▶ SUPPLIED MATERIAL
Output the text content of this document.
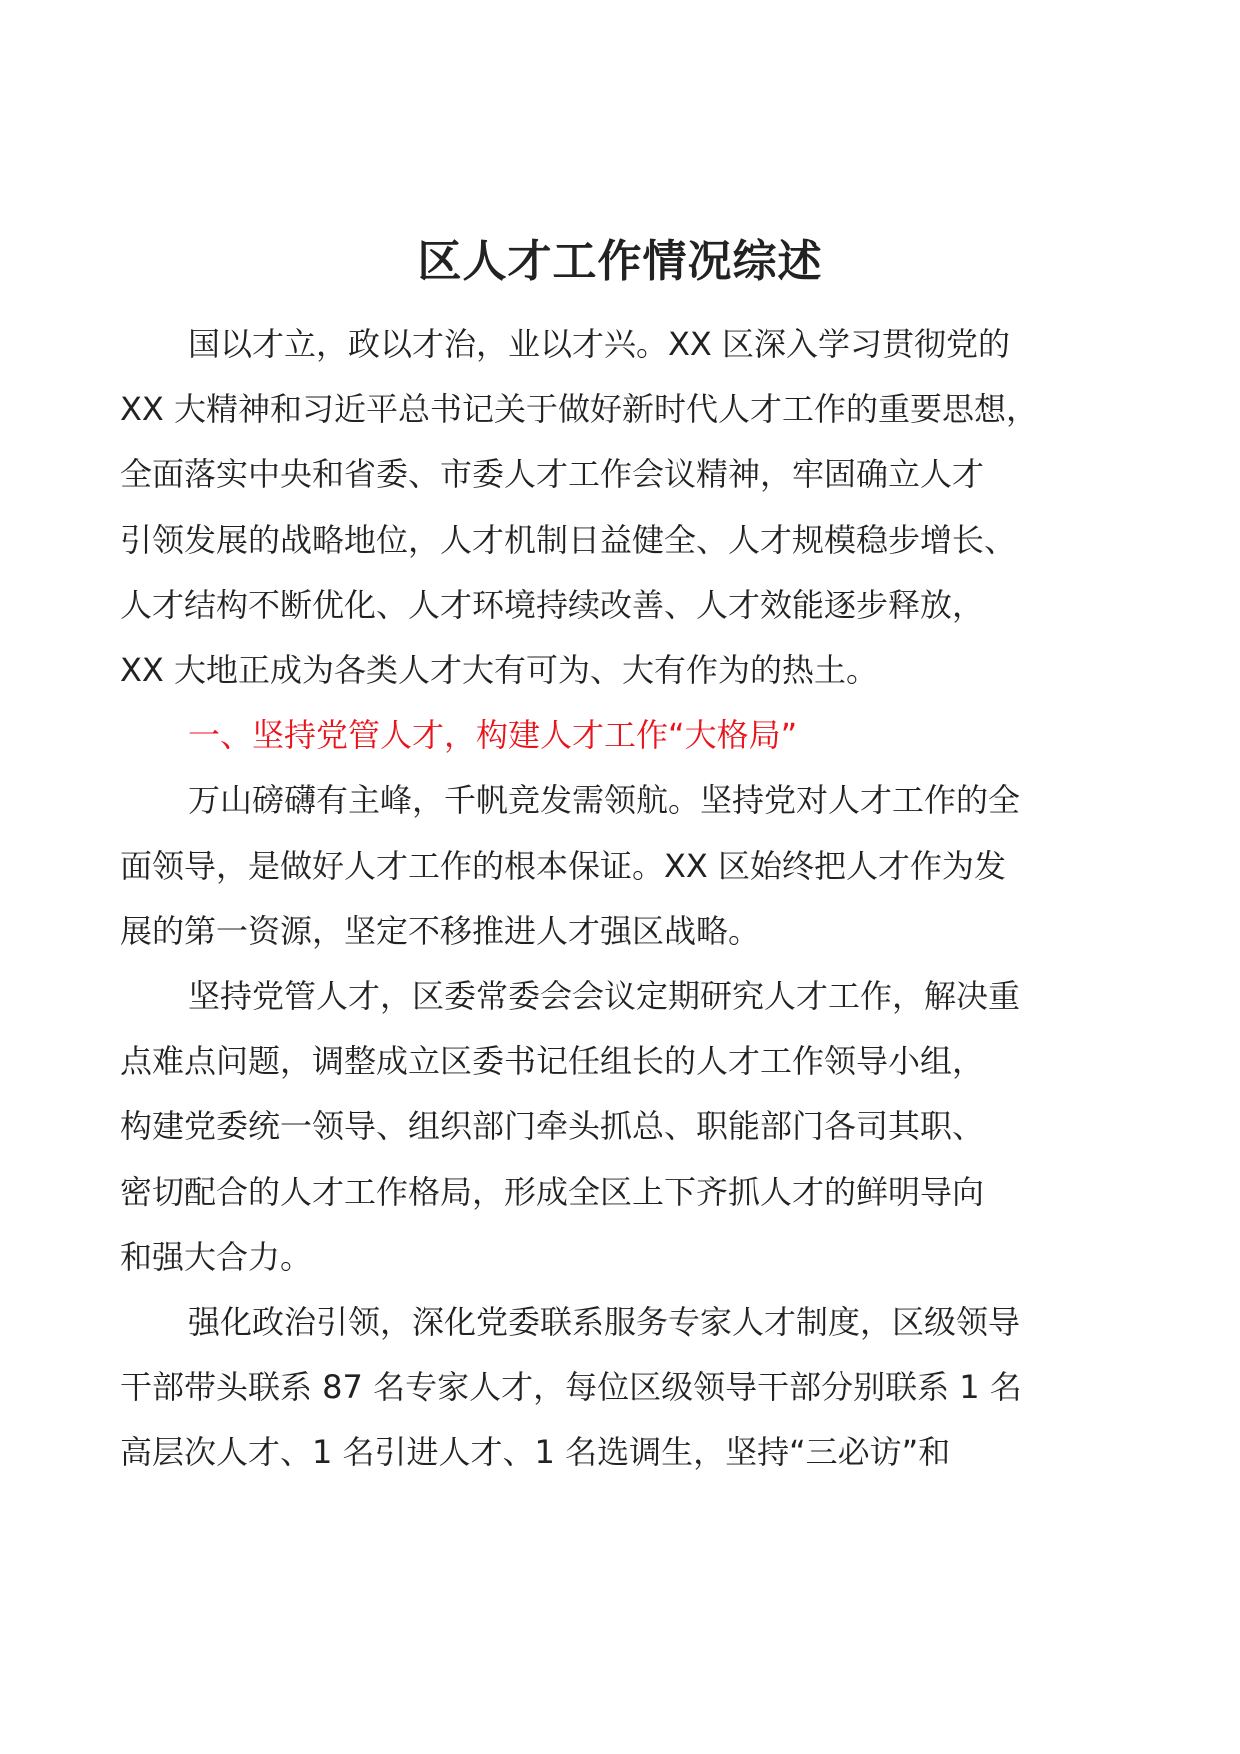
区人才工作情况综述

国以才立，政以才治，业以才兴。XX 区深入学习贯彻党的
XX 大精神和习近平总书记关于做好新时代人才工作的重要思想，
全面落实中央和省委、市委人才工作会议精神，牢固确立人才
引领发展的战略地位，人才机制日益健全、人才规模稳步增长、
人才结构不断优化、人才环境持续改善、人才效能逐步释放，
XX 大地正成为各类人才大有可为、大有作为的热土。

一、坚持党管人才，构建人才工作“大格局”

万山磅礴有主峰，千帆竞发需领航。坚持党对人才工作的全
面领导，是做好人才工作的根本保证。XX 区始终把人才作为发
展的第一资源，坚定不移推进人才强区战略。

坚持党管人才，区委常委会会议定期研究人才工作，解决重
点难点问题，调整成立区委书记任组长的人才工作领导小组，
构建党委统一领导、组织部门牵头抓总、职能部门各司其职、
密切配合的人才工作格局，形成全区上下齐抓人才的鲜明导向
和强大合力。

强化政治引领，深化党委联系服务专家人才制度，区级领导
干部带头联系 87 名专家人才，每位区级领导干部分别联系 1 名
高层次人才、1 名引进人才、1 名选调生，坚持“三必访”和
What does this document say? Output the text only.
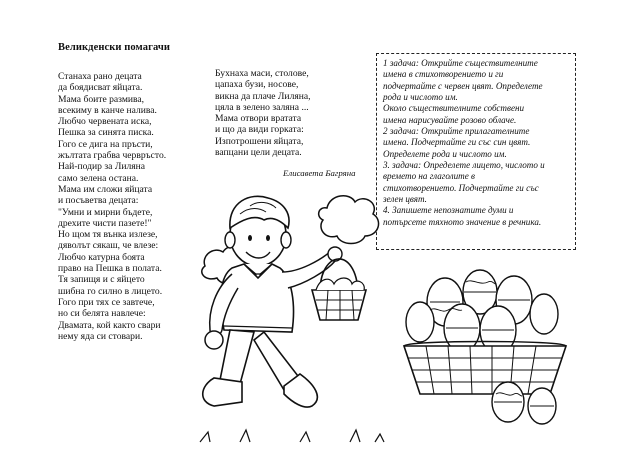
Великденски помагачи
Станаха рано децата
да боядисват яйцата.
Мама боите размива,
всекиму в канче налива.
Любчо червената иска,
Пешка за синята писка.
Гого се дига на пръсти,
жълтата грабва червръсто.
Най-подир за Лиляна
само зелена остана.
Мама им сложи яйцата
и посъветва децата:
"Умни и мирни бъдете,
дрехите чисти пазете!"
Но щом тя вънка излезе,
дяволът сякаш, че влезе:
Любчо катурна боята
право на Пешка в полата.
Тя запищя и с яйцето
шибна го силно в лицето.
Гого при тях се завтече,
но си белята навлече:
Двамата, кой както свари
нему яда си стовари.
Бухнаха маси, столове,
цапаха бузи, носове,
викна да плаче Лиляна,
цяла в зелено заляна ...
Мама отвори вратата
и що да види горката:
Изпотрошени яйцата,
вапцани цели децата.
Елисавета Багряна
1 задача: Открийте съществителните
имена в стихотворението и ги
подчертайте с червен цвят. Определете
рода и числото им.
Около съществителните собствени
имена нарисувайте розово облаче.
2 задача: Открийте прилагателните
имена. Подчертайте ги със син цвят.
Определете рода и числото им.
3. задача: Определете лицето, числото и
времето на глаголите в
стихотворението. Подчертайте ги със
зелен цвят.
4. Запишете непознатите думи и
потърсете тяхното значение в речника.
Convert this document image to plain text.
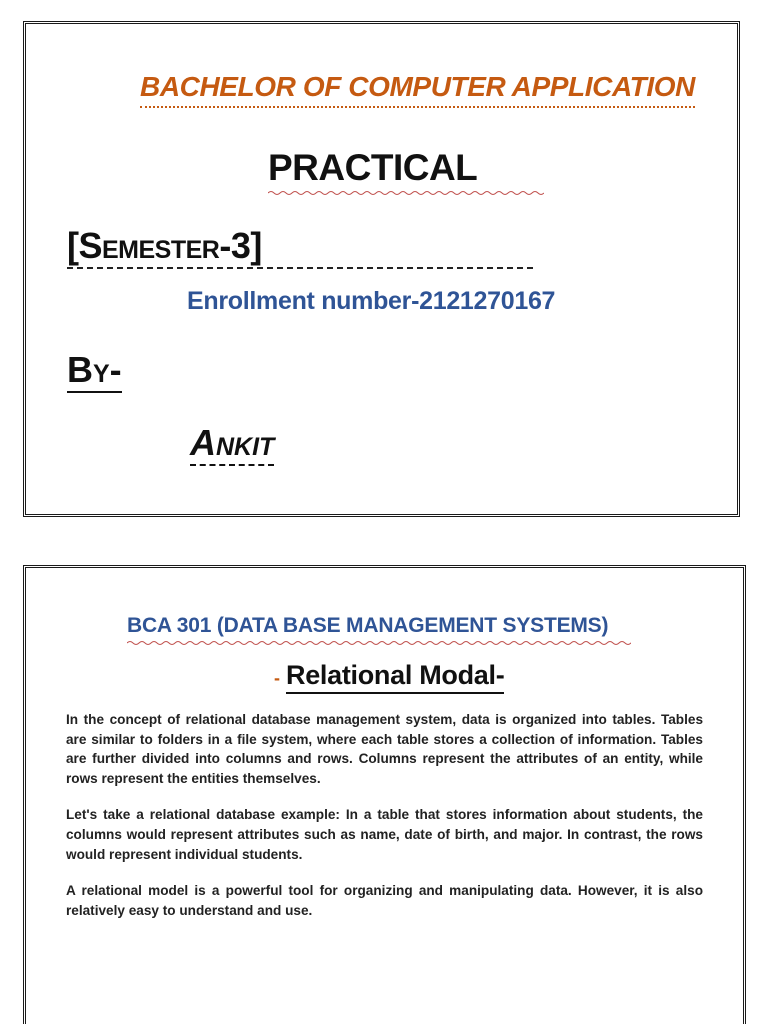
BACHELOR OF COMPUTER APPLICATION
PRACTICAL
[Semester-3]
Enrollment number-2121270167
By-
Ankit
BCA 301 (DATA BASE MANAGEMENT SYSTEMS)
- Relational Modal-

In the concept of relational database management system, data is organized into tables. Tables are similar to folders in a file system, where each table stores a collection of information. Tables are further divided into columns and rows. Columns represent the attributes of an entity, while rows represent the entities themselves.

Let's take a relational database example: In a table that stores information about students, the columns would represent attributes such as name, date of birth, and major. In contrast, the rows would represent individual students.

A relational model is a powerful tool for organizing and manipulating data. However, it is also relatively easy to understand and use.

▶ REQUEST
Leave the pictures out and write out every entry exactly as given.

▶ WRITTEN ANSWER
Output the text content of this document.
区人才工作情况综述

国以才立，政以才治，业以才兴。XX 区深入学习贯彻党的
XX 大精神和习近平总书记关于做好新时代人才工作的重要思想，
全面落实中央和省委、市委人才工作会议精神，牢固确立人才
引领发展的战略地位，人才机制日益健全、人才规模稳步增长、
人才结构不断优化、人才环境持续改善、人才效能逐步释放，
XX 大地正成为各类人才大有可为、大有作为的热土。

一、坚持党管人才，构建人才工作“大格局”

万山磅礴有主峰，千帆竞发需领航。坚持党对人才工作的全
面领导，是做好人才工作的根本保证。XX 区始终把人才作为发
展的第一资源，坚定不移推进人才强区战略。

坚持党管人才，区委常委会会议定期研究人才工作，解决重
点难点问题，调整成立区委书记任组长的人才工作领导小组，
构建党委统一领导、组织部门牵头抓总、职能部门各司其职、
密切配合的人才工作格局，形成全区上下齐抓人才的鲜明导向
和强大合力。

强化政治引领，深化党委联系服务专家人才制度，区级领导
干部带头联系 87 名专家人才，每位区级领导干部分别联系 1 名
高层次人才、1 名引进人才、1 名选调生，坚持“三必访”和
What does this document say? Output the text only.
Великденски помагачи
Станаха рано децата
да боядисват яйцата.
Мама боите размива,
всекиму в канче налива.
Любчо червената иска,
Пешка за синята писка.
Гого се дига на пръсти,
жълтата грабва червръсто.
Най-подир за Лиляна
само зелена остана.
Мама им сложи яйцата
и посъветва децата:
"Умни и мирни бъдете,
дрехите чисти пазете!"
Но щом тя вънка излезе,
дяволът сякаш, че влезе:
Любчо катурна боята
право на Пешка в полата.
Тя запищя и с яйцето
шибна го силно в лицето.
Гого при тях се завтече,
но си белята навлече:
Двамата, кой както свари
нему яда си стовари.
Бухнаха маси, столове,
цапаха бузи, носове,
викна да плаче Лиляна,
цяла в зелено заляна ...
Мама отвори вратата
и що да види горката:
Изпотрошени яйцата,
вапцани цели децата.
Елисавета Багряна
1 задача: Открийте съществителните
имена в стихотворението и ги
подчертайте с червен цвят. Определете
рода и числото им.
Около съществителните собствени
имена нарисувайте розово облаче.
2 задача: Открийте прилагателните
имена. Подчертайте ги със син цвят.
Определете рода и числото им.
3. задача: Определете лицето, числото и
времето на глаголите в
стихотворението. Подчертайте ги със
зелен цвят.
4. Запишете непознатите думи и
потърсете тяхното значение в речника.
Convert this document image to plain text.
BACHELOR OF COMPUTER APPLICATION
PRACTICAL
[Semester-3]
Enrollment number-2121270167
By-
Ankit
BCA 301 (DATA BASE MANAGEMENT SYSTEMS)
- Relational Modal-

In the concept of relational database management system, data is organized into tables. Tables are similar to folders in a file system, where each table stores a collection of information. Tables are further divided into columns and rows. Columns represent the attributes of an entity, while rows represent the entities themselves.

Let's take a relational database example: In a table that stores information about students, the columns would represent attributes such as name, date of birth, and major. In contrast, the rows would represent individual students.

A relational model is a powerful tool for organizing and manipulating data. However, it is also relatively easy to understand and use.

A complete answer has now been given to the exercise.